+++ Exercise data
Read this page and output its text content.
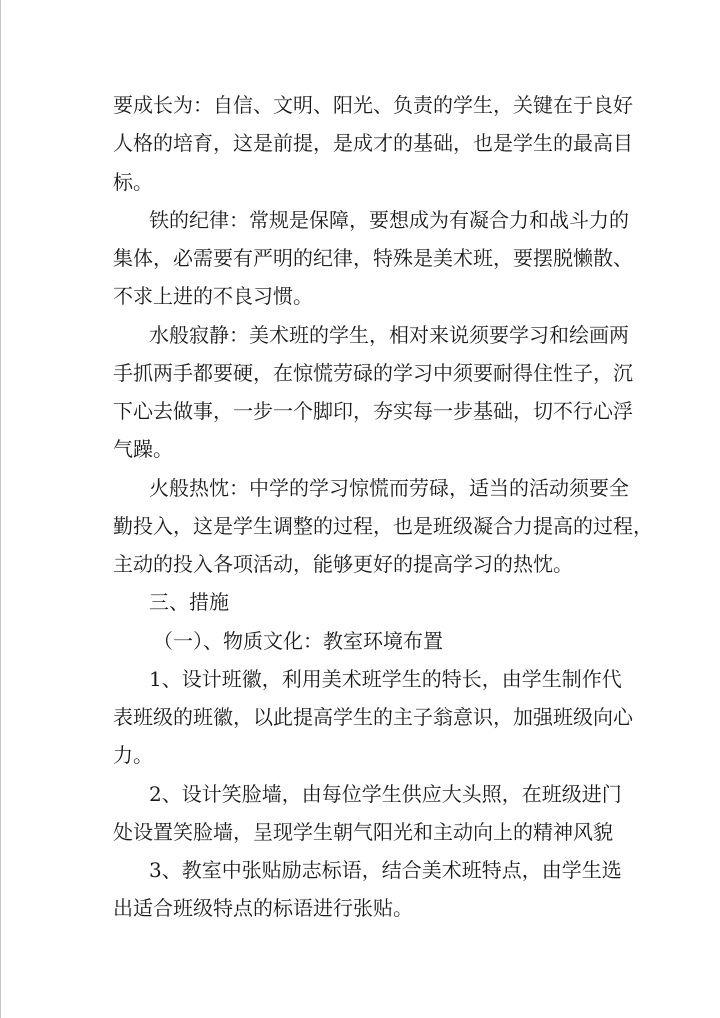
要成长为：自信、文明、阳光、负责的学生，关键在于良好
人格的培育，这是前提，是成才的基础，也是学生的最高目
标。
铁的纪律：常规是保障，要想成为有凝合力和战斗力的
集体，必需要有严明的纪律，特殊是美术班，要摆脱懒散、
不求上进的不良习惯。
水般寂静：美术班的学生，相对来说须要学习和绘画两
手抓两手都要硬，在惊慌劳碌的学习中须要耐得住性子，沉
下心去做事，一步一个脚印，夯实每一步基础，切不行心浮
气躁。
火般热忱：中学的学习惊慌而劳碌，适当的活动须要全
勤投入，这是学生调整的过程，也是班级凝合力提高的过程，
主动的投入各项活动，能够更好的提高学习的热忱。
三、措施
（一）、物质文化：教室环境布置
1、设计班徽，利用美术班学生的特长，由学生制作代
表班级的班徽，以此提高学生的主子翁意识，加强班级向心
力。
2、设计笑脸墙，由每位学生供应大头照，在班级进门
处设置笑脸墙，呈现学生朝气阳光和主动向上的精神风貌
3、教室中张贴励志标语，结合美术班特点，由学生选
出适合班级特点的标语进行张贴。
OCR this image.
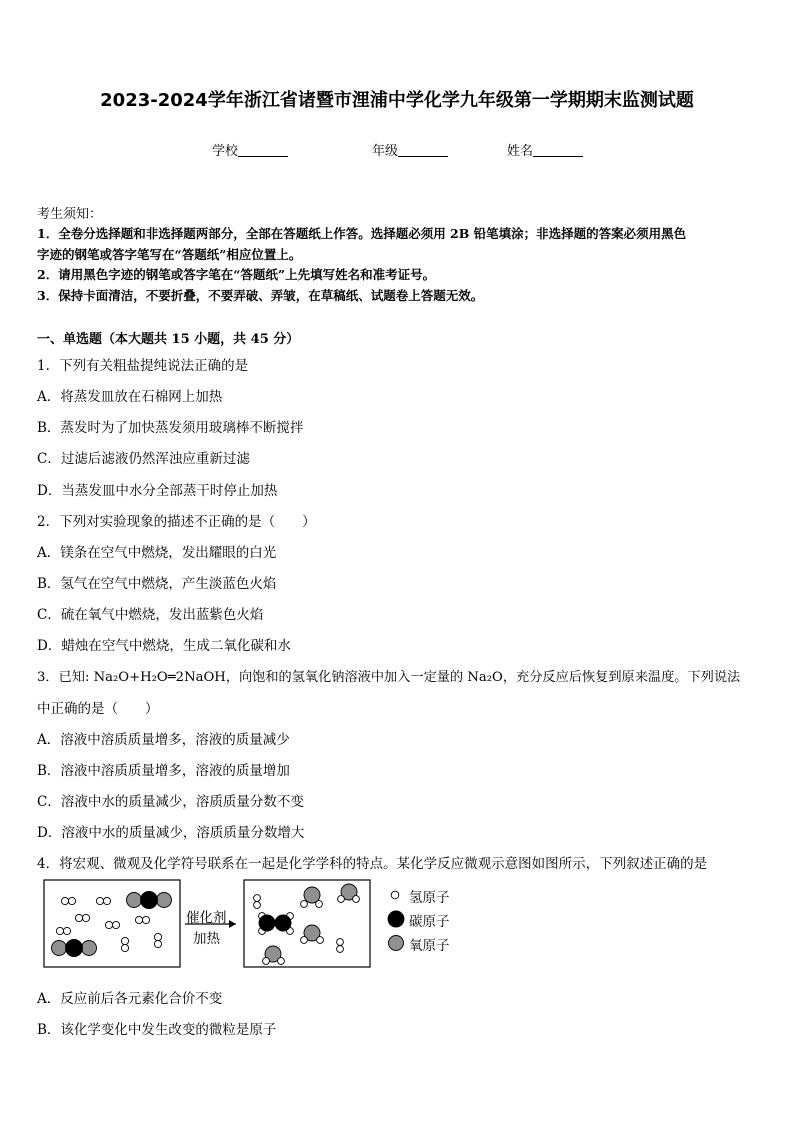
2023-2024学年浙江省诸暨市浬浦中学化学九年级第一学期期末监测试题
学校	年级	姓名
考生须知：
1．全卷分选择题和非选择题两部分，全部在答题纸上作答。选择题必须用 2B 铅笔填涂；非选择题的答案必须用黑色
字迹的钢笔或答字笔写在“答题纸”相应位置上。
2．请用黑色字迹的钢笔或答字笔在“答题纸”上先填写姓名和准考证号。
3．保持卡面清洁，不要折叠，不要弄破、弄皱，在草稿纸、试题卷上答题无效。
一、单选题（本大题共 15 小题，共 45 分）
1．下列有关粗盐提纯说法正确的是
A．将蒸发皿放在石棉网上加热
B．蒸发时为了加快蒸发须用玻璃棒不断搅拌
C．过滤后滤液仍然浑浊应重新过滤
D．当蒸发皿中水分全部蒸干时停止加热
2．下列对实验现象的描述不正确的是（　　）
A．镁条在空气中燃烧，发出耀眼的白光
B．氢气在空气中燃烧，产生淡蓝色火焰
C．硫在氧气中燃烧，发出蓝紫色火焰
D．蜡烛在空气中燃烧，生成二氧化碳和水
3．已知: Na₂O+H₂O═2NaOH，向饱和的氢氧化钠溶液中加入一定量的 Na₂O，充分反应后恢复到原来温度。下列说法
中正确的是（　　）
A．溶液中溶质质量增多，溶液的质量减少
B．溶液中溶质质量增多，溶液的质量增加
C．溶液中水的质量减少，溶质质量分数不变
D．溶液中水的质量减少，溶质质量分数增大
4．将宏观、微观及化学符号联系在一起是化学学科的特点。某化学反应微观示意图如图所示，下列叙述正确的是
催化剂
加热
氢原子
碳原子
氧原子
A．反应前后各元素化合价不变
B．该化学变化中发生改变的微粒是原子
++++++
- _What is needed_:
Every line of the data should be copied as it stands, without the images.

- _The output_:
Read this page and output its text content.
要成长为：自信、文明、阳光、负责的学生，关键在于良好
人格的培育，这是前提，是成才的基础，也是学生的最高目
标。
铁的纪律：常规是保障，要想成为有凝合力和战斗力的
集体，必需要有严明的纪律，特殊是美术班，要摆脱懒散、
不求上进的不良习惯。
水般寂静：美术班的学生，相对来说须要学习和绘画两
手抓两手都要硬，在惊慌劳碌的学习中须要耐得住性子，沉
下心去做事，一步一个脚印，夯实每一步基础，切不行心浮
气躁。
火般热忱：中学的学习惊慌而劳碌，适当的活动须要全
勤投入，这是学生调整的过程，也是班级凝合力提高的过程，
主动的投入各项活动，能够更好的提高学习的热忱。
三、措施
（一）、物质文化：教室环境布置
1、设计班徽，利用美术班学生的特长，由学生制作代
表班级的班徽，以此提高学生的主子翁意识，加强班级向心
力。
2、设计笑脸墙，由每位学生供应大头照，在班级进门
处设置笑脸墙，呈现学生朝气阳光和主动向上的精神风貌
3、教室中张贴励志标语，结合美术班特点，由学生选
出适合班级特点的标语进行张贴。
OCR this image.
2023-2024学年浙江省诸暨市浬浦中学化学九年级第一学期期末监测试题
学校	年级	姓名
考生须知：
1．全卷分选择题和非选择题两部分，全部在答题纸上作答。选择题必须用 2B 铅笔填涂；非选择题的答案必须用黑色
字迹的钢笔或答字笔写在“答题纸”相应位置上。
2．请用黑色字迹的钢笔或答字笔在“答题纸”上先填写姓名和准考证号。
3．保持卡面清洁，不要折叠，不要弄破、弄皱，在草稿纸、试题卷上答题无效。
一、单选题（本大题共 15 小题，共 45 分）
1．下列有关粗盐提纯说法正确的是
A．将蒸发皿放在石棉网上加热
B．蒸发时为了加快蒸发须用玻璃棒不断搅拌
C．过滤后滤液仍然浑浊应重新过滤
D．当蒸发皿中水分全部蒸干时停止加热
2．下列对实验现象的描述不正确的是（　　）
A．镁条在空气中燃烧，发出耀眼的白光
B．氢气在空气中燃烧，产生淡蓝色火焰
C．硫在氧气中燃烧，发出蓝紫色火焰
D．蜡烛在空气中燃烧，生成二氧化碳和水
3．已知: Na₂O+H₂O═2NaOH，向饱和的氢氧化钠溶液中加入一定量的 Na₂O，充分反应后恢复到原来温度。下列说法
中正确的是（　　）
A．溶液中溶质质量增多，溶液的质量减少
B．溶液中溶质质量增多，溶液的质量增加
C．溶液中水的质量减少，溶质质量分数不变
D．溶液中水的质量减少，溶质质量分数增大
4．将宏观、微观及化学符号联系在一起是化学学科的特点。某化学反应微观示意图如图所示，下列叙述正确的是
催化剂
加热
氢原子
碳原子
氧原子
A．反应前后各元素化合价不变
B．该化学变化中发生改变的微粒是原子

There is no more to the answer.